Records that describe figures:
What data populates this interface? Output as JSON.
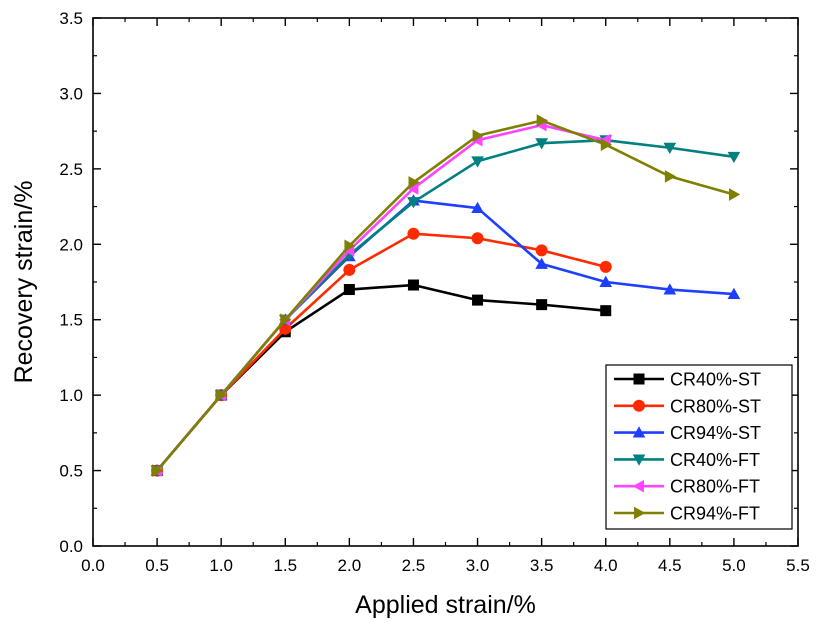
{
  "chart_data": {
    "type": "line",
    "title": "",
    "xlabel": "Applied strain/%",
    "ylabel": "Recovery strain/%",
    "xlim": [
      0.0,
      5.5
    ],
    "ylim": [
      0.0,
      3.5
    ],
    "x_ticks": [
      "0.0",
      "0.5",
      "1.0",
      "1.5",
      "2.0",
      "2.5",
      "3.0",
      "3.5",
      "4.0",
      "4.5",
      "5.0",
      "5.5"
    ],
    "y_ticks": [
      "0.0",
      "0.5",
      "1.0",
      "1.5",
      "2.0",
      "2.5",
      "3.0",
      "3.5"
    ],
    "grid": false,
    "legend_position": "bottom-right",
    "series": [
      {
        "name": "CR40%-ST",
        "color": "#000000",
        "marker": "square",
        "x": [
          0.5,
          1.0,
          1.5,
          2.0,
          2.5,
          3.0,
          3.5,
          4.0
        ],
        "y": [
          0.5,
          1.0,
          1.42,
          1.7,
          1.73,
          1.63,
          1.6,
          1.56
        ]
      },
      {
        "name": "CR80%-ST",
        "color": "#ff2a00",
        "marker": "circle",
        "x": [
          0.5,
          1.0,
          1.5,
          2.0,
          2.5,
          3.0,
          3.5,
          4.0
        ],
        "y": [
          0.5,
          1.0,
          1.44,
          1.83,
          2.07,
          2.04,
          1.96,
          1.85
        ]
      },
      {
        "name": "CR94%-ST",
        "color": "#1f3fff",
        "marker": "triangle-up",
        "x": [
          0.5,
          1.0,
          1.5,
          2.0,
          2.5,
          3.0,
          3.5,
          4.0,
          4.5,
          5.0
        ],
        "y": [
          0.5,
          1.0,
          1.5,
          1.92,
          2.29,
          2.24,
          1.87,
          1.75,
          1.7,
          1.67
        ]
      },
      {
        "name": "CR40%-FT",
        "color": "#008080",
        "marker": "triangle-down",
        "x": [
          0.5,
          1.0,
          1.5,
          2.0,
          2.5,
          3.0,
          3.5,
          4.0,
          4.5,
          5.0
        ],
        "y": [
          0.5,
          1.0,
          1.5,
          1.93,
          2.28,
          2.55,
          2.67,
          2.69,
          2.64,
          2.58
        ]
      },
      {
        "name": "CR80%-FT",
        "color": "#ff44ff",
        "marker": "triangle-left",
        "x": [
          0.5,
          1.0,
          1.5,
          2.0,
          2.5,
          3.0,
          3.5,
          4.0
        ],
        "y": [
          0.5,
          1.0,
          1.5,
          1.96,
          2.37,
          2.69,
          2.79,
          2.69
        ]
      },
      {
        "name": "CR94%-FT",
        "color": "#808000",
        "marker": "triangle-right",
        "x": [
          0.5,
          1.0,
          1.5,
          2.0,
          2.5,
          3.0,
          3.5,
          4.0,
          4.5,
          5.0
        ],
        "y": [
          0.5,
          1.0,
          1.5,
          1.99,
          2.41,
          2.72,
          2.82,
          2.66,
          2.45,
          2.33
        ]
      }
    ]
  }
}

• Exercise prompt: Show the lines of the records that include the string "strain".

• Solution to the problem:
    "xlabel": "Applied strain/%",
    "ylabel": "Recovery strain/%",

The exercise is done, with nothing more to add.